[start EXTRACTED MATERIAL]

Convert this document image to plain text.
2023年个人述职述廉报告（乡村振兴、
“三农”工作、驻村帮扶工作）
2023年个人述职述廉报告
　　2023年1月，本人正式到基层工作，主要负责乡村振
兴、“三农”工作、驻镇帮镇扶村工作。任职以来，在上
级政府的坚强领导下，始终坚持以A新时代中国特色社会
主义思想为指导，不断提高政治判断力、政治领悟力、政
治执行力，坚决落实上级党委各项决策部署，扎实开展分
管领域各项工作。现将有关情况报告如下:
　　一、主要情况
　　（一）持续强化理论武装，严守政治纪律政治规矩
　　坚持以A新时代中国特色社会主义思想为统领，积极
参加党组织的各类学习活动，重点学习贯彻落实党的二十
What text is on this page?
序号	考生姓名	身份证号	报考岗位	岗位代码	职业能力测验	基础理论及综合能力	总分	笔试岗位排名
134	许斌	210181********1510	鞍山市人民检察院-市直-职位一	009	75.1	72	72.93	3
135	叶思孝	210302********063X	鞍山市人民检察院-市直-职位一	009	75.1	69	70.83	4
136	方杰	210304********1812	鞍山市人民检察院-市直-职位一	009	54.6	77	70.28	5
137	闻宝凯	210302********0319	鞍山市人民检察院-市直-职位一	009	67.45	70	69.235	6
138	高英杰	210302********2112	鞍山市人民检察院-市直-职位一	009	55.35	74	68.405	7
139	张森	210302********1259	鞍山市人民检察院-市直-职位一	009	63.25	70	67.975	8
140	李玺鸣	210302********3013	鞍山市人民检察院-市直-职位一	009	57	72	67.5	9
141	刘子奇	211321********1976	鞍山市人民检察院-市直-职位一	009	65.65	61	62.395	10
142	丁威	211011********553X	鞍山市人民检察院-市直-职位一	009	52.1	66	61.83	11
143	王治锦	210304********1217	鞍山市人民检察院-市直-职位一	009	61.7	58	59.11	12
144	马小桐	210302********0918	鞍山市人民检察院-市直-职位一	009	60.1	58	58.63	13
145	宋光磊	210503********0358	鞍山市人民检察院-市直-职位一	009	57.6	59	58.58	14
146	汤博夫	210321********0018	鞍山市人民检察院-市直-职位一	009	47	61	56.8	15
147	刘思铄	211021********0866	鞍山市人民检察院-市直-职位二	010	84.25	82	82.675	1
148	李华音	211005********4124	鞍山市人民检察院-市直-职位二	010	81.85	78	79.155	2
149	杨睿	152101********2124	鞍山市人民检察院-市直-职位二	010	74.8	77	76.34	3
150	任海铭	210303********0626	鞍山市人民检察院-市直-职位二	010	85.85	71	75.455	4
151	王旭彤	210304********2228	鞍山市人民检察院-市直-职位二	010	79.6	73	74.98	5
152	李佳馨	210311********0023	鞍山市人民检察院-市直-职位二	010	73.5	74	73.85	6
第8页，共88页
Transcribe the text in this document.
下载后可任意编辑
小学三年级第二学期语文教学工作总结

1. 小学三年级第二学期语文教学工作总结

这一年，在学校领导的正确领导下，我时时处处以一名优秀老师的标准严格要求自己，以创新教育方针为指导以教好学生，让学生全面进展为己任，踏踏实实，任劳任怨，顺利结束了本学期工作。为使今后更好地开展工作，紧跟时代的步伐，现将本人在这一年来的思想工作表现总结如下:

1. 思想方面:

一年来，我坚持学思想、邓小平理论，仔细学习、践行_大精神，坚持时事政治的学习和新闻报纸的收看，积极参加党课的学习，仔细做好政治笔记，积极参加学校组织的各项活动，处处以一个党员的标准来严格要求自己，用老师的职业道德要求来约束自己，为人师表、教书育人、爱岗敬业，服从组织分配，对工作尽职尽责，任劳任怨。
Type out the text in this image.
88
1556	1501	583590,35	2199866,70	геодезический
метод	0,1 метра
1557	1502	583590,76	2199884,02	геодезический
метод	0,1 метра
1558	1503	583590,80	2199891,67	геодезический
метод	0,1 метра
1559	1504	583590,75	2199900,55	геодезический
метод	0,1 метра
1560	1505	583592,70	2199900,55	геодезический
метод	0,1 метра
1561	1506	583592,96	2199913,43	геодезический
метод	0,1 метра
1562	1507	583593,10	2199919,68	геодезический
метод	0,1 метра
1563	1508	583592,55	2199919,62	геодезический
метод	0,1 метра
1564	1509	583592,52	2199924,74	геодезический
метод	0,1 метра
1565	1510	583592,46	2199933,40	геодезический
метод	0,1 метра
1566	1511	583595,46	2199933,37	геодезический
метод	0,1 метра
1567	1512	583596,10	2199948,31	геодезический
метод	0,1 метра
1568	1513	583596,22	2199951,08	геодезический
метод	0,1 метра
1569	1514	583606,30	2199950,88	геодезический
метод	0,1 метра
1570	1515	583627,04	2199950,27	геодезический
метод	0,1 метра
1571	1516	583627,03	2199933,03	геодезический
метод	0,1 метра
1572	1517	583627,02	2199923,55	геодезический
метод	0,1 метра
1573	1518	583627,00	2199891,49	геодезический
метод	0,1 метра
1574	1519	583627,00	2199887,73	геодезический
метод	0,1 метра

[end EXTRACTED MATERIAL]

SET PROBLEM =>
All entries must be repeated verbatim.

SOLVED PROBLEM =>
Convert this document image to plain text.
2023年个人述职述廉报告（乡村振兴、
“三农”工作、驻村帮扶工作）
2023年个人述职述廉报告
　　2023年1月，本人正式到基层工作，主要负责乡村振
兴、“三农”工作、驻镇帮镇扶村工作。任职以来，在上
级政府的坚强领导下，始终坚持以A新时代中国特色社会
主义思想为指导，不断提高政治判断力、政治领悟力、政
治执行力，坚决落实上级党委各项决策部署，扎实开展分
管领域各项工作。现将有关情况报告如下:
　　一、主要情况
　　（一）持续强化理论武装，严守政治纪律政治规矩
　　坚持以A新时代中国特色社会主义思想为统领，积极
参加党组织的各类学习活动，重点学习贯彻落实党的二十
What text is on this page?
序号	考生姓名	身份证号	报考岗位	岗位代码	职业能力测验	基础理论及综合能力	总分	笔试岗位排名
134	许斌	210181********1510	鞍山市人民检察院-市直-职位一	009	75.1	72	72.93	3
135	叶思孝	210302********063X	鞍山市人民检察院-市直-职位一	009	75.1	69	70.83	4
136	方杰	210304********1812	鞍山市人民检察院-市直-职位一	009	54.6	77	70.28	5
137	闻宝凯	210302********0319	鞍山市人民检察院-市直-职位一	009	67.45	70	69.235	6
138	高英杰	210302********2112	鞍山市人民检察院-市直-职位一	009	55.35	74	68.405	7
139	张森	210302********1259	鞍山市人民检察院-市直-职位一	009	63.25	70	67.975	8
140	李玺鸣	210302********3013	鞍山市人民检察院-市直-职位一	009	57	72	67.5	9
141	刘子奇	211321********1976	鞍山市人民检察院-市直-职位一	009	65.65	61	62.395	10
142	丁威	211011********553X	鞍山市人民检察院-市直-职位一	009	52.1	66	61.83	11
143	王治锦	210304********1217	鞍山市人民检察院-市直-职位一	009	61.7	58	59.11	12
144	马小桐	210302********0918	鞍山市人民检察院-市直-职位一	009	60.1	58	58.63	13
145	宋光磊	210503********0358	鞍山市人民检察院-市直-职位一	009	57.6	59	58.58	14
146	汤博夫	210321********0018	鞍山市人民检察院-市直-职位一	009	47	61	56.8	15
147	刘思铄	211021********0866	鞍山市人民检察院-市直-职位二	010	84.25	82	82.675	1
148	李华音	211005********4124	鞍山市人民检察院-市直-职位二	010	81.85	78	79.155	2
149	杨睿	152101********2124	鞍山市人民检察院-市直-职位二	010	74.8	77	76.34	3
150	任海铭	210303********0626	鞍山市人民检察院-市直-职位二	010	85.85	71	75.455	4
151	王旭彤	210304********2228	鞍山市人民检察院-市直-职位二	010	79.6	73	74.98	5
152	李佳馨	210311********0023	鞍山市人民检察院-市直-职位二	010	73.5	74	73.85	6
第8页，共88页
Transcribe the text in this document.
下载后可任意编辑
小学三年级第二学期语文教学工作总结

1. 小学三年级第二学期语文教学工作总结

这一年，在学校领导的正确领导下，我时时处处以一名优秀老师的标准严格要求自己，以创新教育方针为指导以教好学生，让学生全面进展为己任，踏踏实实，任劳任怨，顺利结束了本学期工作。为使今后更好地开展工作，紧跟时代的步伐，现将本人在这一年来的思想工作表现总结如下:

1. 思想方面:

一年来，我坚持学思想、邓小平理论，仔细学习、践行_大精神，坚持时事政治的学习和新闻报纸的收看，积极参加党课的学习，仔细做好政治笔记，积极参加学校组织的各项活动，处处以一个党员的标准来严格要求自己，用老师的职业道德要求来约束自己，为人师表、教书育人、爱岗敬业，服从组织分配，对工作尽职尽责，任劳任怨。
Type out the text in this image.
88
1556	1501	583590,35	2199866,70	геодезический
метод	0,1 метра
1557	1502	583590,76	2199884,02	геодезический
метод	0,1 метра
1558	1503	583590,80	2199891,67	геодезический
метод	0,1 метра
1559	1504	583590,75	2199900,55	геодезический
метод	0,1 метра
1560	1505	583592,70	2199900,55	геодезический
метод	0,1 метра
1561	1506	583592,96	2199913,43	геодезический
метод	0,1 метра
1562	1507	583593,10	2199919,68	геодезический
метод	0,1 метра
1563	1508	583592,55	2199919,62	геодезический
метод	0,1 метра
1564	1509	583592,52	2199924,74	геодезический
метод	0,1 метра
1565	1510	583592,46	2199933,40	геодезический
метод	0,1 метра
1566	1511	583595,46	2199933,37	геодезический
метод	0,1 метра
1567	1512	583596,10	2199948,31	геодезический
метод	0,1 метра
1568	1513	583596,22	2199951,08	геодезический
метод	0,1 метра
1569	1514	583606,30	2199950,88	геодезический
метод	0,1 метра
1570	1515	583627,04	2199950,27	геодезический
метод	0,1 метра
1571	1516	583627,03	2199933,03	геодезический
метод	0,1 метра
1572	1517	583627,02	2199923,55	геодезический
метод	0,1 метра
1573	1518	583627,00	2199891,49	геодезический
метод	0,1 метра
1574	1519	583627,00	2199887,73	геодезический
метод	0,1 метра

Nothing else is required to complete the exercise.